## Page text
------------------------------------------------------------------------

Not sure why you're directing your ire towards me, when I stated full out it can be situationally appropriate. You're the one making declarations about non-hoverers not parenting, and people sitting on the bench not doing anything.

I'm sure, were we to meet, I probably wouldn't notice you (since it's fairly common for tods&under parents to hover, what else are you supposed to do on a mixed age play situation?), and I'm sure you'd probably not notice me except for perhaps some momentary disdain at yet another mama parking her big old butt on a bench and not running and playing with her kid, if you had time for all that while watching your very young child. You've made those comments several times in the course of the thread. There's frankly nothing you or I can do about stupid or careless people, regardless of whether we hover or not. I support your right to do whatever it is you feel you need to do to protect your child, I just hope that you'd back off and let me do my thing too, so long as my kids weren't bugging yours.

------------------------------------------------------------------------

## Study material
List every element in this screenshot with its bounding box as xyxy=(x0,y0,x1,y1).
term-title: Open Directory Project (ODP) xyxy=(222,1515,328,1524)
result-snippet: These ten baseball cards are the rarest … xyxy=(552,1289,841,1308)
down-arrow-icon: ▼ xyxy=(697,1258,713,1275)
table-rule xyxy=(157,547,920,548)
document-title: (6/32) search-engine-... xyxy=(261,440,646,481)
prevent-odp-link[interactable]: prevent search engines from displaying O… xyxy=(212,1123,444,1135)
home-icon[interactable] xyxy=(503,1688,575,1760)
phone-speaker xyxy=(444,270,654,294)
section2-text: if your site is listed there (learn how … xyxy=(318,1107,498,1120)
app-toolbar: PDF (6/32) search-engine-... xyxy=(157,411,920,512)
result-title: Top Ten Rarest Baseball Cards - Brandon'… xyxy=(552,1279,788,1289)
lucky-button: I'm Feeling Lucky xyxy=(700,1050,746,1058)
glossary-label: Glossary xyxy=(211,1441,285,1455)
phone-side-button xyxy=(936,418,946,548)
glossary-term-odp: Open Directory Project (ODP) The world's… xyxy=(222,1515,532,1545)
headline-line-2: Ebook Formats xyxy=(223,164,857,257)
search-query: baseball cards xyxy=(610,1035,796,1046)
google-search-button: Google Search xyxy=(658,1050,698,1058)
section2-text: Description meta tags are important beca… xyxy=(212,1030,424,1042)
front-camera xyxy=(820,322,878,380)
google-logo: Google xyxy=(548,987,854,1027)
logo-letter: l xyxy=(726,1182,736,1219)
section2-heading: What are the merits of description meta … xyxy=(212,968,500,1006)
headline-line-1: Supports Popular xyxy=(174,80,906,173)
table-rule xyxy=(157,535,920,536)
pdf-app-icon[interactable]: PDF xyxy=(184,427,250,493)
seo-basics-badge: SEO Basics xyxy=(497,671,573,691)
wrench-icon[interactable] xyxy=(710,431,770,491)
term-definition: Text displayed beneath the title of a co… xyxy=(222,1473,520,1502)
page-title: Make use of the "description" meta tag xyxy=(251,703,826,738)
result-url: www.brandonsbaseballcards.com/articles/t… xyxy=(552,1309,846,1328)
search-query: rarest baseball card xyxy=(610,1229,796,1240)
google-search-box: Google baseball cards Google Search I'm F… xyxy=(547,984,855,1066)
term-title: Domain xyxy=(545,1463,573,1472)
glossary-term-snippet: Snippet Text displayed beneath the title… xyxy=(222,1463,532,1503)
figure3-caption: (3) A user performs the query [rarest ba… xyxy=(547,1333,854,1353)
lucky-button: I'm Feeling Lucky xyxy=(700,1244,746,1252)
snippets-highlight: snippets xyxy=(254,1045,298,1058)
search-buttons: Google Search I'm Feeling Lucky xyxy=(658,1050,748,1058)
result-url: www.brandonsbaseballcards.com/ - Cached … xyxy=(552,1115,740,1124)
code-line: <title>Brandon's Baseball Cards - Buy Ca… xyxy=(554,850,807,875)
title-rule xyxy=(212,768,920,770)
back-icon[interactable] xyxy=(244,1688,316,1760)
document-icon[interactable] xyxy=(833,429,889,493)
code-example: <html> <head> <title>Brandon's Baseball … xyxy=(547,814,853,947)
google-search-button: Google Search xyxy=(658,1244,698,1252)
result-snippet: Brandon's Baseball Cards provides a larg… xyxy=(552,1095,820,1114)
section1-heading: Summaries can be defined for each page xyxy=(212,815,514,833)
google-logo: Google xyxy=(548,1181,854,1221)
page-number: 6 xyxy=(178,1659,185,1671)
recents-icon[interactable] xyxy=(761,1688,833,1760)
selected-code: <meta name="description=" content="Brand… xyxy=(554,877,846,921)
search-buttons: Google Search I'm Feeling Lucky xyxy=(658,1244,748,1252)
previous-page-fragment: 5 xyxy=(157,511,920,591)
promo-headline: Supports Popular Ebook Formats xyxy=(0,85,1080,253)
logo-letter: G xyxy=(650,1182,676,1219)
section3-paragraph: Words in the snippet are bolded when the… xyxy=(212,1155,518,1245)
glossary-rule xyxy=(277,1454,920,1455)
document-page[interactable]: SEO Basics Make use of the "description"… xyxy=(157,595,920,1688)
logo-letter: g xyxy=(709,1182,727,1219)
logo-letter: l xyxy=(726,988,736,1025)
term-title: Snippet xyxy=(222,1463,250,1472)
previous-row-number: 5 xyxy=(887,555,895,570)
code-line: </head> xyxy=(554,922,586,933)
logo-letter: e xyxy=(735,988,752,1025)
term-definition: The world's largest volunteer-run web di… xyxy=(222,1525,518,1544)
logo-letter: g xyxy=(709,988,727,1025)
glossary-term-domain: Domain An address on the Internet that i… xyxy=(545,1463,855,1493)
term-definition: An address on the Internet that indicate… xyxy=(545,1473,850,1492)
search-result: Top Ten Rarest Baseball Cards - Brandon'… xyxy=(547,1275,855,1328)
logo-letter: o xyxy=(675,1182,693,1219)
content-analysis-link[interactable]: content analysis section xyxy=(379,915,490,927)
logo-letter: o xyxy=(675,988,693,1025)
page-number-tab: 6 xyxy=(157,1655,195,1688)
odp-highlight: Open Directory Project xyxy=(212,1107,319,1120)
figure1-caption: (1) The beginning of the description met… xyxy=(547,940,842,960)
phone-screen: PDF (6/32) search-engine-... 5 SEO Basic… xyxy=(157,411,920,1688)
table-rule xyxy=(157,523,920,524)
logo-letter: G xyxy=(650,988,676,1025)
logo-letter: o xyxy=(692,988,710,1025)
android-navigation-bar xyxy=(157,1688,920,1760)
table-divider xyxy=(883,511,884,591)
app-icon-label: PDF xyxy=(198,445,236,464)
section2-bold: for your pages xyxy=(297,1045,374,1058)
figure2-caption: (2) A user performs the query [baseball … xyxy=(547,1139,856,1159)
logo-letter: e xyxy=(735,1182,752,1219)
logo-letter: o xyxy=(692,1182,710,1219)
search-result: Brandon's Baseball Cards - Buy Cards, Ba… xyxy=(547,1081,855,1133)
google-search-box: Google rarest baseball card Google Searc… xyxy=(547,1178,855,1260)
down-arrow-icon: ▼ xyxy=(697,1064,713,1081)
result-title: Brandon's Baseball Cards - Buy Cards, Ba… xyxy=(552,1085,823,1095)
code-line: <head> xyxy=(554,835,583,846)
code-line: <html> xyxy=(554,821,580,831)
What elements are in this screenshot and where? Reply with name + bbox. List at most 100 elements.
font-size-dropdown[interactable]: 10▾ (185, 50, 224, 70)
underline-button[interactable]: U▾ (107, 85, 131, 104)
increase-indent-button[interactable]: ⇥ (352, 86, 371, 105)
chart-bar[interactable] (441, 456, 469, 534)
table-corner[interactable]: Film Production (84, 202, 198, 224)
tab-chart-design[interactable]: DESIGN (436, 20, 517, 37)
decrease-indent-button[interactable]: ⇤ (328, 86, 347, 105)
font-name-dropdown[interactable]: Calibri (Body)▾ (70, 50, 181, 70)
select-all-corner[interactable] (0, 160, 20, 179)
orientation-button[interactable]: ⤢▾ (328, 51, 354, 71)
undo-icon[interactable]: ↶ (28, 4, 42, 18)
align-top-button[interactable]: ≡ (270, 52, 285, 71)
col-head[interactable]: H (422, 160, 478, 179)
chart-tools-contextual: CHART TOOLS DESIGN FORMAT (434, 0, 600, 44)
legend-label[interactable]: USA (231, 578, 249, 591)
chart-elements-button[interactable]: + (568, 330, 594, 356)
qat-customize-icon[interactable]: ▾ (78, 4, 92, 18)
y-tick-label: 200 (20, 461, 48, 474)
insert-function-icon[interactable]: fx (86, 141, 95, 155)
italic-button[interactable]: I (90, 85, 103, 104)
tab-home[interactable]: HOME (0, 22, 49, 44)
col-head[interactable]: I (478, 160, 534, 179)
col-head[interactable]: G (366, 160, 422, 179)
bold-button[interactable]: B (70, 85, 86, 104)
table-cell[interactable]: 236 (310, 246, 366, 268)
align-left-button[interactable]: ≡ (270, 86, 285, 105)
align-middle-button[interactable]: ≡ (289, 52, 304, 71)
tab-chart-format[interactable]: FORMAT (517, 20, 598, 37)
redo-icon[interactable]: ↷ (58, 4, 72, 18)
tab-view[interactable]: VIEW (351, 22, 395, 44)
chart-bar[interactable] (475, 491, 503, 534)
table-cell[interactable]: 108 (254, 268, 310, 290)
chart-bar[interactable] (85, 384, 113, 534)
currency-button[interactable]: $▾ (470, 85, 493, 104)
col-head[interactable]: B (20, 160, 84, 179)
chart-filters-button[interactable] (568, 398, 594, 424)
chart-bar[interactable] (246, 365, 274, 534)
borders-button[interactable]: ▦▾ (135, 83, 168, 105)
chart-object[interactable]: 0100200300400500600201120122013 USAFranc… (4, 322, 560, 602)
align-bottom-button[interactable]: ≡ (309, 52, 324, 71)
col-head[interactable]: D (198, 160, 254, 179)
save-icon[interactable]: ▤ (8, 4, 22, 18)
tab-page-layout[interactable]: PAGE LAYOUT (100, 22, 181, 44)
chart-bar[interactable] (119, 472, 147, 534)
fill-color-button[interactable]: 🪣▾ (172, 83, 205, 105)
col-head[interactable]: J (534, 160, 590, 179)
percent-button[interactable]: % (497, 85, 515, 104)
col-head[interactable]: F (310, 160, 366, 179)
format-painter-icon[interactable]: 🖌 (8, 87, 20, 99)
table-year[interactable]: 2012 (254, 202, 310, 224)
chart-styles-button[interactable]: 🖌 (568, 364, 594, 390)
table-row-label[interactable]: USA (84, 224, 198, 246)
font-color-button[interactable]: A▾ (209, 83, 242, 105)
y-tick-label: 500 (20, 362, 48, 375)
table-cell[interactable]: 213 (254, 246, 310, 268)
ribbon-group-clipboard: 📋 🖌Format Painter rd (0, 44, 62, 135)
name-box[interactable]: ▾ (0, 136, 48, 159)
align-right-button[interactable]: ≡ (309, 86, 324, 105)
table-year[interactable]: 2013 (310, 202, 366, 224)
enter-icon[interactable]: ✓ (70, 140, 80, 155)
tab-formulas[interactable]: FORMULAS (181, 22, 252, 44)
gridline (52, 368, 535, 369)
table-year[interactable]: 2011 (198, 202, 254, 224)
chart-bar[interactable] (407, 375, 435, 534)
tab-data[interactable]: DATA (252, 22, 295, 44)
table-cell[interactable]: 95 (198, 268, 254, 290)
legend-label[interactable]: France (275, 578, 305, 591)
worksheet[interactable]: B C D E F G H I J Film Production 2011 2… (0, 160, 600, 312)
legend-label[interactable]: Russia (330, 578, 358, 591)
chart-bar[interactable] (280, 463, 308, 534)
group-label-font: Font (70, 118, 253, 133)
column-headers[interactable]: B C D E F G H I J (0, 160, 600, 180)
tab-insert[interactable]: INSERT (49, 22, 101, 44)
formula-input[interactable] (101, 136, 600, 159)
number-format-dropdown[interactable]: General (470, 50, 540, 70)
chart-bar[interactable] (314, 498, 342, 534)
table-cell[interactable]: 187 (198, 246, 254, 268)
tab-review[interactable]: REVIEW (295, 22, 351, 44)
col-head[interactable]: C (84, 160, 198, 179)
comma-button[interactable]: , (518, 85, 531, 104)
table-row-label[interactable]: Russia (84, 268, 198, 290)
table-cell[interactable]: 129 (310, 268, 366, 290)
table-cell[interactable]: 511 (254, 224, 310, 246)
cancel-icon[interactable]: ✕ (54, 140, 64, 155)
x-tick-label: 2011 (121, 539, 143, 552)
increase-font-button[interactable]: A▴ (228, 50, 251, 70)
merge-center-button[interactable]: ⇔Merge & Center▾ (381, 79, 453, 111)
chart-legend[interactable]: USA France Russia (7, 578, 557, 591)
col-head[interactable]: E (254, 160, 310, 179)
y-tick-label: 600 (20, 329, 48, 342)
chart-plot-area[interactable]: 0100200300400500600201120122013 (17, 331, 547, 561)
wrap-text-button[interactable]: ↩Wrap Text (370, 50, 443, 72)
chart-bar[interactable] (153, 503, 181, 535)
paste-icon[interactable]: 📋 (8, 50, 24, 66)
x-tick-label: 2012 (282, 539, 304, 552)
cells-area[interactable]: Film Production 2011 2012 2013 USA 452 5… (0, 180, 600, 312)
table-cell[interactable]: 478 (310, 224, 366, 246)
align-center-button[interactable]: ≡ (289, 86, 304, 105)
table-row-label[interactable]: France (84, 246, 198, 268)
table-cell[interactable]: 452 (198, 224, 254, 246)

------------------------------------------------------------------------

## Required tasks
1 – In the forum post, what does the writer say is fairly common for parents of toddlers and younger children to do?
2 – Reproduce the part of the forum post that begins at the words "I'm sure, were" and stops after "weren't bugging yours.".

## Answers for the tasks
1 – To hover.

2 –
I'm sure, were we to meet, I probably wouldn't notice you (since it's fairly common for tods&under parents to hover, what else are you supposed to do on a mixed age play situation?), and I'm sure you'd probably not notice me except for perhaps some momentary disdain at yet another mama parking her big old butt on a bench and not running and playing with her kid, if you had time for all that while watching your very young child. You've made those comments several times in the course of the thread. There's frankly nothing you or I can do about stupid or careless people, regardless of whether we hover or not. I support your right to do whatever it is you feel you need to do to protect your child, I just hope that you'd back off and let me do my thing too, so long as my kids weren't bugging yours.